• STATED PROBLEM
Return the lines where the word "content" occurs.

[Source records]
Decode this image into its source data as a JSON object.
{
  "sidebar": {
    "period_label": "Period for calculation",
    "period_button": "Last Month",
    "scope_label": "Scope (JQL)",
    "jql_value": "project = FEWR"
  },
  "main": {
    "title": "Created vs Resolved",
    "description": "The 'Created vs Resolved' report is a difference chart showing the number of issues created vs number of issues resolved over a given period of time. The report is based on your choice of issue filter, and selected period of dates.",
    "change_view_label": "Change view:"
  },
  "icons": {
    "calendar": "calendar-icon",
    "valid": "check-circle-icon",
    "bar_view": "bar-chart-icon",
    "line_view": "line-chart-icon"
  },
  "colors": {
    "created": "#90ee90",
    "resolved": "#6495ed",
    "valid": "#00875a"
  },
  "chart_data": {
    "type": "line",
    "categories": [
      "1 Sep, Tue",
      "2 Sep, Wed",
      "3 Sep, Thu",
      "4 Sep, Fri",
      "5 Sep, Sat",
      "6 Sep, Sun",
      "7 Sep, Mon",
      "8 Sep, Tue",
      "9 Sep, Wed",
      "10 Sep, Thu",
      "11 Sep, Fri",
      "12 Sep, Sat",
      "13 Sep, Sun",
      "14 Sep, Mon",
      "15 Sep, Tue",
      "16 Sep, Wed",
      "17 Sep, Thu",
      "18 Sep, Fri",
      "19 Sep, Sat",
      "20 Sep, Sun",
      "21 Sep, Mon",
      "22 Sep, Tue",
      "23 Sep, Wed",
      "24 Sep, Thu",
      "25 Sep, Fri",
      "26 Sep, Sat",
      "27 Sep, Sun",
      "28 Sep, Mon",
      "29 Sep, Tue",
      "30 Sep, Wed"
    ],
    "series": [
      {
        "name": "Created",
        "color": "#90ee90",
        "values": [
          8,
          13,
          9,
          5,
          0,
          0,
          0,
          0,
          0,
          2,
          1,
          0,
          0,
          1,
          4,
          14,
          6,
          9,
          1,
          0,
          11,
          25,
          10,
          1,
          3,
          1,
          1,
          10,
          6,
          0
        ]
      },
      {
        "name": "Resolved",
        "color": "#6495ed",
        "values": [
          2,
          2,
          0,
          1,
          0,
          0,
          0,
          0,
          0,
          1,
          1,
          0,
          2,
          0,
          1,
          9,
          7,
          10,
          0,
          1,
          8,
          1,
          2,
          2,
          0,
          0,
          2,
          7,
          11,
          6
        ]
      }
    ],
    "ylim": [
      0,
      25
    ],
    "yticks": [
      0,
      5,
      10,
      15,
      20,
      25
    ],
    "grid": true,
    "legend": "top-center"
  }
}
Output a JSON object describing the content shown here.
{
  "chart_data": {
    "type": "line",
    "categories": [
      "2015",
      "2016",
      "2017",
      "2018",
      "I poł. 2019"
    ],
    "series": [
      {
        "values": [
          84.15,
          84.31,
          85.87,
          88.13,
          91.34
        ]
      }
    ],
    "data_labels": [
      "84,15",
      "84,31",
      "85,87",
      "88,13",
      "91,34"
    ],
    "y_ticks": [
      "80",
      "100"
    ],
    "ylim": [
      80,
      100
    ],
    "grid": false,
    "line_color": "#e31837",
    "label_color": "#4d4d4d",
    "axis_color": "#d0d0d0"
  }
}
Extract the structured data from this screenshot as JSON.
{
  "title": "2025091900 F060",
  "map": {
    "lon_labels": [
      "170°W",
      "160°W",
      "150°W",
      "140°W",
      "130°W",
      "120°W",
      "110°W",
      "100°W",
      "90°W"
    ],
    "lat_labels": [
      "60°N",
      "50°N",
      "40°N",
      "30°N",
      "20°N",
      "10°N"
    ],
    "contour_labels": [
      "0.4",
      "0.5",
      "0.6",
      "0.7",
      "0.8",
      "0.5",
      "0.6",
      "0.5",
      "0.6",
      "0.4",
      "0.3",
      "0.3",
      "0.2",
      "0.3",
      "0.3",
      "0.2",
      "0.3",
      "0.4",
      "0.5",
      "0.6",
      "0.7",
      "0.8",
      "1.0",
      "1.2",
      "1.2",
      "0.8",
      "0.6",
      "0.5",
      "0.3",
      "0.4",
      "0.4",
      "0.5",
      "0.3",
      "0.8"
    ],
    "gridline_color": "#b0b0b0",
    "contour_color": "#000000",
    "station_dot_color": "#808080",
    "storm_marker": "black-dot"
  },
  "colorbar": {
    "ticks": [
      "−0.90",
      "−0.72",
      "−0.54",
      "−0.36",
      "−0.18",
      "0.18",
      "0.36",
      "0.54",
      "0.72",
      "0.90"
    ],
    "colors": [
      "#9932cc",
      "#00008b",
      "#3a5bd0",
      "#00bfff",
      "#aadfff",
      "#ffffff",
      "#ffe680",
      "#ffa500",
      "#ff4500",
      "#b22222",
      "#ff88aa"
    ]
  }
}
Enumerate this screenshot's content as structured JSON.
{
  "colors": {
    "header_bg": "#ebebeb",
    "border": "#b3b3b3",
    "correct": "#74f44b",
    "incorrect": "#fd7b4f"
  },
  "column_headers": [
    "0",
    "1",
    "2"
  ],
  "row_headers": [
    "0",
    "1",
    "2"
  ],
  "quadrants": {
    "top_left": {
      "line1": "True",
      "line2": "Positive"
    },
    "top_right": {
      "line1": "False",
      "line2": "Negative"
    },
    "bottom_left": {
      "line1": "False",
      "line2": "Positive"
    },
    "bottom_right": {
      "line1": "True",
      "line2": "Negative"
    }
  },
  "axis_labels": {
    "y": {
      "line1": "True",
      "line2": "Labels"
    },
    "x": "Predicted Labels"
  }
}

• COMPLETED TASK
Output a JSON object describing the content shown here.
Enumerate this screenshot's content as structured JSON.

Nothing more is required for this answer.